Brief -
Pull out every line in the data that has the string "vacaciones" in it.

Information provided -
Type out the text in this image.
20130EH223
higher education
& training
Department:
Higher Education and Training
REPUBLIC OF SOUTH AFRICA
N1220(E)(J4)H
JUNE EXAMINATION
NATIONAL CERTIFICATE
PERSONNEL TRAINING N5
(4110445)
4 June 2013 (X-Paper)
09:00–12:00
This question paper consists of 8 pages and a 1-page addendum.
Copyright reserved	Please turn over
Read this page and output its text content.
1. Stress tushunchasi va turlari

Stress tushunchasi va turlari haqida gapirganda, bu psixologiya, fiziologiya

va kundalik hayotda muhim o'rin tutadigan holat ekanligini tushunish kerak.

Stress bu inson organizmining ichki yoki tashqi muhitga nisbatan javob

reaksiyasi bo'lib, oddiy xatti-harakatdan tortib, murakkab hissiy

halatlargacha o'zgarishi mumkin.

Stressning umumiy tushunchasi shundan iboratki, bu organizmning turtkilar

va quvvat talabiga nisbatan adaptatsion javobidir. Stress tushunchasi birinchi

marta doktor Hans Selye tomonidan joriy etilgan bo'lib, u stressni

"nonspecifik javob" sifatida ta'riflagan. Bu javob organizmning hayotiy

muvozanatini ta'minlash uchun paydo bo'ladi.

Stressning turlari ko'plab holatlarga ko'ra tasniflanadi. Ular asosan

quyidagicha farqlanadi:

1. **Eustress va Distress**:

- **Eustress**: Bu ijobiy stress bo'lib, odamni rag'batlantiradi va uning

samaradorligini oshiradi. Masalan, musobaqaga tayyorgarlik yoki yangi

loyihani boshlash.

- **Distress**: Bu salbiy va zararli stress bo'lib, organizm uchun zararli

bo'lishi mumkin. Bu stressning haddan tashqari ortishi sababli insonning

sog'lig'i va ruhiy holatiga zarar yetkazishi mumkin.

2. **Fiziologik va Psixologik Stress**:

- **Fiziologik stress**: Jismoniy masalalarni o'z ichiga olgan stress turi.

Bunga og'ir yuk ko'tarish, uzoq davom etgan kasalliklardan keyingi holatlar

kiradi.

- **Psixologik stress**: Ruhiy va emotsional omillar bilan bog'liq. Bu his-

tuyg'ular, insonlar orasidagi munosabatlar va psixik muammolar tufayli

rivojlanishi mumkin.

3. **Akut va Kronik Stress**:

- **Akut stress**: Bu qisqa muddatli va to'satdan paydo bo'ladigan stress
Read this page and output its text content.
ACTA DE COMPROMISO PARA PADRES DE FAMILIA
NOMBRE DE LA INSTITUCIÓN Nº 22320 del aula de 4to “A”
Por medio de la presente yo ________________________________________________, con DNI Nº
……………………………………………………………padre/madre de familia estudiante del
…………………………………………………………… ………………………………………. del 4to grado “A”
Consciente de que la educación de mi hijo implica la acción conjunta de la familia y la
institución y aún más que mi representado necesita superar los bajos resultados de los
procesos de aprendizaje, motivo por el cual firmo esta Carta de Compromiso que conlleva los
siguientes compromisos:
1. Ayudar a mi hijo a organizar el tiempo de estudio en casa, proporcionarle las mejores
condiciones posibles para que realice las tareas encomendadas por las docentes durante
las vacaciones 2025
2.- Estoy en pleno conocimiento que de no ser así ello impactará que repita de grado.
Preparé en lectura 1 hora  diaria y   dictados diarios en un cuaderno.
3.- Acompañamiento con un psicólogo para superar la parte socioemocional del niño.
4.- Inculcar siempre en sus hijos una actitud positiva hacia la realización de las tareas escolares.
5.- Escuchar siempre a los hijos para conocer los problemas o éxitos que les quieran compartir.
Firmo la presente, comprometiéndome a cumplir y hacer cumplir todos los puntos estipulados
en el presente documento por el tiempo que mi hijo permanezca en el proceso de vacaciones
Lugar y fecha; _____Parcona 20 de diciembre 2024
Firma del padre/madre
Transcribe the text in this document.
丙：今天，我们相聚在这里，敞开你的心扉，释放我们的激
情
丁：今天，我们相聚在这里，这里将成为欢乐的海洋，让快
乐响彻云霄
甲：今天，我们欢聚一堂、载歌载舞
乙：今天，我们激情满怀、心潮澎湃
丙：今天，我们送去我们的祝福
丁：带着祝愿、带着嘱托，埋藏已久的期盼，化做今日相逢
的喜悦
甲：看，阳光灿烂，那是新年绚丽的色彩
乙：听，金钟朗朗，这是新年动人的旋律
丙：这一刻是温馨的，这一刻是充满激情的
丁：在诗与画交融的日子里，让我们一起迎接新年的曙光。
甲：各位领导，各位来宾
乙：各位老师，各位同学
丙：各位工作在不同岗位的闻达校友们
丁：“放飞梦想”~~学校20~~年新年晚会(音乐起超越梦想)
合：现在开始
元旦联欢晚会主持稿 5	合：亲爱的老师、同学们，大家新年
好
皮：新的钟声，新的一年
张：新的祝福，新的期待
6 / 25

Solved exercise -
las vacaciones 2025
en el presente documento por el tiempo que mi hijo permanezca en el proceso de vacaciones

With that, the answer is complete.